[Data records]
*-*-*

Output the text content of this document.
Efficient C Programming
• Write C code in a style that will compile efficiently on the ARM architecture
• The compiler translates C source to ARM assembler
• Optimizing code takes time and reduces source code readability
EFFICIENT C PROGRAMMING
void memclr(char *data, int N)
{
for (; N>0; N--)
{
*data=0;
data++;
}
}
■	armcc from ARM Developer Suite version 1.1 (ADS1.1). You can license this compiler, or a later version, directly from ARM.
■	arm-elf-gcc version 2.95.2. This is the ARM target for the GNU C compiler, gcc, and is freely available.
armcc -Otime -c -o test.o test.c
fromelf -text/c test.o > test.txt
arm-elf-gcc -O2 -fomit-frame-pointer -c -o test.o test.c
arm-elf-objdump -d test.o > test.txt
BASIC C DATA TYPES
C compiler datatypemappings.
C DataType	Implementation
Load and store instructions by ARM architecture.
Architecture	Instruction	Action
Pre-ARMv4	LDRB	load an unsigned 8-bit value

*-*-*

#### Written problem
Return each line that includes "source".

#### Full answer
• The compiler translates C source to ARM assembler
• Optimizing code takes time and reduces source code readability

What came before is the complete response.